● Task data

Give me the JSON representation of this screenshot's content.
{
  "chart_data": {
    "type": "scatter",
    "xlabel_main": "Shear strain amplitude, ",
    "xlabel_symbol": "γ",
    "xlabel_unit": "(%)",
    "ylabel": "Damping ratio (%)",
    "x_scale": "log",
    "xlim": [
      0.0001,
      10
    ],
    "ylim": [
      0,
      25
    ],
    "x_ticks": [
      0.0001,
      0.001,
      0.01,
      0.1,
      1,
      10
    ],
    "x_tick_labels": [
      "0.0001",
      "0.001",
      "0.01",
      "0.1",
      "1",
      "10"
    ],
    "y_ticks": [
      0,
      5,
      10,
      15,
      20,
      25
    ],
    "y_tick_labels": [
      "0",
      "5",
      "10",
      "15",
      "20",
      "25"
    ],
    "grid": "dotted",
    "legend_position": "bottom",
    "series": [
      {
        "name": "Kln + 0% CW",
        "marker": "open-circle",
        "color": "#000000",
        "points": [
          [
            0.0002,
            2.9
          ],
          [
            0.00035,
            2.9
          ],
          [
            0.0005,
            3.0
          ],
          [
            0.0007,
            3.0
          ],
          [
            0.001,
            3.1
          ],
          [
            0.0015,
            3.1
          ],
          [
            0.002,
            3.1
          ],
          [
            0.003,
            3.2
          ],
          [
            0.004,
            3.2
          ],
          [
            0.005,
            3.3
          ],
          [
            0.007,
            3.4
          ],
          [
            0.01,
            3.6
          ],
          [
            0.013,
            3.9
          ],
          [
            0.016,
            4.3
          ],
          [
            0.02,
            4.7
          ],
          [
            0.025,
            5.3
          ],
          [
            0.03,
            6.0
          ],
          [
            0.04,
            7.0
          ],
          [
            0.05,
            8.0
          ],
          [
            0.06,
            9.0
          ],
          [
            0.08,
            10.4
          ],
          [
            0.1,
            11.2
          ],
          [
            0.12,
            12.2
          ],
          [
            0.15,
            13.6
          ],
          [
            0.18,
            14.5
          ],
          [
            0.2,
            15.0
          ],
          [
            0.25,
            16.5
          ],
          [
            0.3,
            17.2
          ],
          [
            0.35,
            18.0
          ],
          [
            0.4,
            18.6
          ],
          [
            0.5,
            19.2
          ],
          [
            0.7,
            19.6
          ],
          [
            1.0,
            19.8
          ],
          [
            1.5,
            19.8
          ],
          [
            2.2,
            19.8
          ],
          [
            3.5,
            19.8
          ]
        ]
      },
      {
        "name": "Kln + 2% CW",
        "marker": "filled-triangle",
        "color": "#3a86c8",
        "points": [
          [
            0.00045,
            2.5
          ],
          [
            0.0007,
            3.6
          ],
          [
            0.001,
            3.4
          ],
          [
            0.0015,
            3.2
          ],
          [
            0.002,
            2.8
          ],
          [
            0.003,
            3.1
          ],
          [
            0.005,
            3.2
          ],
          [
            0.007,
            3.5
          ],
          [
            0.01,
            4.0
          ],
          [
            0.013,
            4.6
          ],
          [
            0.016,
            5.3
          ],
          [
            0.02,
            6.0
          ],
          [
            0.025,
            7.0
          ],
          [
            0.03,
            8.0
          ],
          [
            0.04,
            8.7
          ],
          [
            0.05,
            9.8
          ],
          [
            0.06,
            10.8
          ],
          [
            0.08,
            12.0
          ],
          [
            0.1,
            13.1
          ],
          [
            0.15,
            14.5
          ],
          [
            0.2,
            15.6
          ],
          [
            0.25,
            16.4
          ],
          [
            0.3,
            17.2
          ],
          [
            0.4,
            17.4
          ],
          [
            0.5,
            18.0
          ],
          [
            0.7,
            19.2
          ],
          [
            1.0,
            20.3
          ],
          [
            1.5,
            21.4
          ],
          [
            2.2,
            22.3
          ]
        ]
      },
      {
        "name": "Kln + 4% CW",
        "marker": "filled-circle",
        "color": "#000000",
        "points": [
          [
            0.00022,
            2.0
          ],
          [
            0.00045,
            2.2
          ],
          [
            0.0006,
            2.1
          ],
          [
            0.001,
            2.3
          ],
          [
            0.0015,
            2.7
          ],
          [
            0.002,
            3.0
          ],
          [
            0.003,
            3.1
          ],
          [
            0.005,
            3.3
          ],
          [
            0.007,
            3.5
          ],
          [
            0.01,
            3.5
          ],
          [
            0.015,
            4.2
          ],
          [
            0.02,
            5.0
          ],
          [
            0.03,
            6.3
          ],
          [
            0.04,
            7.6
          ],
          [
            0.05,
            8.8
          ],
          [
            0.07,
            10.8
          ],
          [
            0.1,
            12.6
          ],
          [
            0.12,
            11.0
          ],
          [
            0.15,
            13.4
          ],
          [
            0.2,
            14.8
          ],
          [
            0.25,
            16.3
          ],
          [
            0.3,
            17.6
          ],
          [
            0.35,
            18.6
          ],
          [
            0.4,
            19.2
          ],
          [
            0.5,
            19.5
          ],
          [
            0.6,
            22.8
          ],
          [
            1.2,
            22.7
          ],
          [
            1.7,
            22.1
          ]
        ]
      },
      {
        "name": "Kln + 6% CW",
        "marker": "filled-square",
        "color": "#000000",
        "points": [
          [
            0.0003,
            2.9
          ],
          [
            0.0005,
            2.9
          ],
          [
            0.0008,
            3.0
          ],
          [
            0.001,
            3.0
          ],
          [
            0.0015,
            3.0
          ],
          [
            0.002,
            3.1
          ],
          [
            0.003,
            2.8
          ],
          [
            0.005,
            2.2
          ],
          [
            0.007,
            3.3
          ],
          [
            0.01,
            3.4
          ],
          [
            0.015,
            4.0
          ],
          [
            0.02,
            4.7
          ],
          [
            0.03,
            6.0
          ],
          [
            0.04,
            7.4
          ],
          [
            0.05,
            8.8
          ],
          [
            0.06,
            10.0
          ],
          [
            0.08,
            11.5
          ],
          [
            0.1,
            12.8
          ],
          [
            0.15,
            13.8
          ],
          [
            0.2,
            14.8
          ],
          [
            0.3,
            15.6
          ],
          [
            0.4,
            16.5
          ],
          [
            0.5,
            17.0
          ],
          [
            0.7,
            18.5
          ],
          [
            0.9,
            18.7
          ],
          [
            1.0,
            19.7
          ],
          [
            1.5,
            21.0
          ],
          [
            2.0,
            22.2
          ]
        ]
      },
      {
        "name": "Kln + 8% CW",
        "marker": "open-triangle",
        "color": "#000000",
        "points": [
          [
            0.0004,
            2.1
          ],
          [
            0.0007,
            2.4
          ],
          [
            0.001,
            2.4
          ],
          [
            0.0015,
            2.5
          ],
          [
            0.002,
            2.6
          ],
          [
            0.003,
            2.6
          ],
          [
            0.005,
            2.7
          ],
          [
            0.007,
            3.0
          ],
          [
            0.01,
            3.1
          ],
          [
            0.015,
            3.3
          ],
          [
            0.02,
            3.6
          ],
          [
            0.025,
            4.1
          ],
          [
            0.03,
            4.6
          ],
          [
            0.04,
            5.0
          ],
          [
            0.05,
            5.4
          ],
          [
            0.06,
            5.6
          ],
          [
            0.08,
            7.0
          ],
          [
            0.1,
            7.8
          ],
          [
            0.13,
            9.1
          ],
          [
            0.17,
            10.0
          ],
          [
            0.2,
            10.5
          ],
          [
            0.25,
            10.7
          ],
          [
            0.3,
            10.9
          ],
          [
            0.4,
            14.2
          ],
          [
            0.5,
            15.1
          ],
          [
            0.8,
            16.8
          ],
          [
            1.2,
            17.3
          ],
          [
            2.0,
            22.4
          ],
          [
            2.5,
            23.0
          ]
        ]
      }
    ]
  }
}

● To be done
Write out all the data again, exactly as it appears.

● Solution to this problem
Give me the JSON representation of this screenshot's content.
{
  "chart_data": {
    "type": "scatter",
    "xlabel_main": "Shear strain amplitude, ",
    "xlabel_symbol": "γ",
    "xlabel_unit": "(%)",
    "ylabel": "Damping ratio (%)",
    "x_scale": "log",
    "xlim": [
      0.0001,
      10
    ],
    "ylim": [
      0,
      25
    ],
    "x_ticks": [
      0.0001,
      0.001,
      0.01,
      0.1,
      1,
      10
    ],
    "x_tick_labels": [
      "0.0001",
      "0.001",
      "0.01",
      "0.1",
      "1",
      "10"
    ],
    "y_ticks": [
      0,
      5,
      10,
      15,
      20,
      25
    ],
    "y_tick_labels": [
      "0",
      "5",
      "10",
      "15",
      "20",
      "25"
    ],
    "grid": "dotted",
    "legend_position": "bottom",
    "series": [
      {
        "name": "Kln + 0% CW",
        "marker": "open-circle",
        "color": "#000000",
        "points": [
          [
            0.0002,
            2.9
          ],
          [
            0.00035,
            2.9
          ],
          [
            0.0005,
            3.0
          ],
          [
            0.0007,
            3.0
          ],
          [
            0.001,
            3.1
          ],
          [
            0.0015,
            3.1
          ],
          [
            0.002,
            3.1
          ],
          [
            0.003,
            3.2
          ],
          [
            0.004,
            3.2
          ],
          [
            0.005,
            3.3
          ],
          [
            0.007,
            3.4
          ],
          [
            0.01,
            3.6
          ],
          [
            0.013,
            3.9
          ],
          [
            0.016,
            4.3
          ],
          [
            0.02,
            4.7
          ],
          [
            0.025,
            5.3
          ],
          [
            0.03,
            6.0
          ],
          [
            0.04,
            7.0
          ],
          [
            0.05,
            8.0
          ],
          [
            0.06,
            9.0
          ],
          [
            0.08,
            10.4
          ],
          [
            0.1,
            11.2
          ],
          [
            0.12,
            12.2
          ],
          [
            0.15,
            13.6
          ],
          [
            0.18,
            14.5
          ],
          [
            0.2,
            15.0
          ],
          [
            0.25,
            16.5
          ],
          [
            0.3,
            17.2
          ],
          [
            0.35,
            18.0
          ],
          [
            0.4,
            18.6
          ],
          [
            0.5,
            19.2
          ],
          [
            0.7,
            19.6
          ],
          [
            1.0,
            19.8
          ],
          [
            1.5,
            19.8
          ],
          [
            2.2,
            19.8
          ],
          [
            3.5,
            19.8
          ]
        ]
      },
      {
        "name": "Kln + 2% CW",
        "marker": "filled-triangle",
        "color": "#3a86c8",
        "points": [
          [
            0.00045,
            2.5
          ],
          [
            0.0007,
            3.6
          ],
          [
            0.001,
            3.4
          ],
          [
            0.0015,
            3.2
          ],
          [
            0.002,
            2.8
          ],
          [
            0.003,
            3.1
          ],
          [
            0.005,
            3.2
          ],
          [
            0.007,
            3.5
          ],
          [
            0.01,
            4.0
          ],
          [
            0.013,
            4.6
          ],
          [
            0.016,
            5.3
          ],
          [
            0.02,
            6.0
          ],
          [
            0.025,
            7.0
          ],
          [
            0.03,
            8.0
          ],
          [
            0.04,
            8.7
          ],
          [
            0.05,
            9.8
          ],
          [
            0.06,
            10.8
          ],
          [
            0.08,
            12.0
          ],
          [
            0.1,
            13.1
          ],
          [
            0.15,
            14.5
          ],
          [
            0.2,
            15.6
          ],
          [
            0.25,
            16.4
          ],
          [
            0.3,
            17.2
          ],
          [
            0.4,
            17.4
          ],
          [
            0.5,
            18.0
          ],
          [
            0.7,
            19.2
          ],
          [
            1.0,
            20.3
          ],
          [
            1.5,
            21.4
          ],
          [
            2.2,
            22.3
          ]
        ]
      },
      {
        "name": "Kln + 4% CW",
        "marker": "filled-circle",
        "color": "#000000",
        "points": [
          [
            0.00022,
            2.0
          ],
          [
            0.00045,
            2.2
          ],
          [
            0.0006,
            2.1
          ],
          [
            0.001,
            2.3
          ],
          [
            0.0015,
            2.7
          ],
          [
            0.002,
            3.0
          ],
          [
            0.003,
            3.1
          ],
          [
            0.005,
            3.3
          ],
          [
            0.007,
            3.5
          ],
          [
            0.01,
            3.5
          ],
          [
            0.015,
            4.2
          ],
          [
            0.02,
            5.0
          ],
          [
            0.03,
            6.3
          ],
          [
            0.04,
            7.6
          ],
          [
            0.05,
            8.8
          ],
          [
            0.07,
            10.8
          ],
          [
            0.1,
            12.6
          ],
          [
            0.12,
            11.0
          ],
          [
            0.15,
            13.4
          ],
          [
            0.2,
            14.8
          ],
          [
            0.25,
            16.3
          ],
          [
            0.3,
            17.6
          ],
          [
            0.35,
            18.6
          ],
          [
            0.4,
            19.2
          ],
          [
            0.5,
            19.5
          ],
          [
            0.6,
            22.8
          ],
          [
            1.2,
            22.7
          ],
          [
            1.7,
            22.1
          ]
        ]
      },
      {
        "name": "Kln + 6% CW",
        "marker": "filled-square",
        "color": "#000000",
        "points": [
          [
            0.0003,
            2.9
          ],
          [
            0.0005,
            2.9
          ],
          [
            0.0008,
            3.0
          ],
          [
            0.001,
            3.0
          ],
          [
            0.0015,
            3.0
          ],
          [
            0.002,
            3.1
          ],
          [
            0.003,
            2.8
          ],
          [
            0.005,
            2.2
          ],
          [
            0.007,
            3.3
          ],
          [
            0.01,
            3.4
          ],
          [
            0.015,
            4.0
          ],
          [
            0.02,
            4.7
          ],
          [
            0.03,
            6.0
          ],
          [
            0.04,
            7.4
          ],
          [
            0.05,
            8.8
          ],
          [
            0.06,
            10.0
          ],
          [
            0.08,
            11.5
          ],
          [
            0.1,
            12.8
          ],
          [
            0.15,
            13.8
          ],
          [
            0.2,
            14.8
          ],
          [
            0.3,
            15.6
          ],
          [
            0.4,
            16.5
          ],
          [
            0.5,
            17.0
          ],
          [
            0.7,
            18.5
          ],
          [
            0.9,
            18.7
          ],
          [
            1.0,
            19.7
          ],
          [
            1.5,
            21.0
          ],
          [
            2.0,
            22.2
          ]
        ]
      },
      {
        "name": "Kln + 8% CW",
        "marker": "open-triangle",
        "color": "#000000",
        "points": [
          [
            0.0004,
            2.1
          ],
          [
            0.0007,
            2.4
          ],
          [
            0.001,
            2.4
          ],
          [
            0.0015,
            2.5
          ],
          [
            0.002,
            2.6
          ],
          [
            0.003,
            2.6
          ],
          [
            0.005,
            2.7
          ],
          [
            0.007,
            3.0
          ],
          [
            0.01,
            3.1
          ],
          [
            0.015,
            3.3
          ],
          [
            0.02,
            3.6
          ],
          [
            0.025,
            4.1
          ],
          [
            0.03,
            4.6
          ],
          [
            0.04,
            5.0
          ],
          [
            0.05,
            5.4
          ],
          [
            0.06,
            5.6
          ],
          [
            0.08,
            7.0
          ],
          [
            0.1,
            7.8
          ],
          [
            0.13,
            9.1
          ],
          [
            0.17,
            10.0
          ],
          [
            0.2,
            10.5
          ],
          [
            0.25,
            10.7
          ],
          [
            0.3,
            10.9
          ],
          [
            0.4,
            14.2
          ],
          [
            0.5,
            15.1
          ],
          [
            0.8,
            16.8
          ],
          [
            1.2,
            17.3
          ],
          [
            2.0,
            22.4
          ],
          [
            2.5,
            23.0
          ]
        ]
      }
    ]
  }
}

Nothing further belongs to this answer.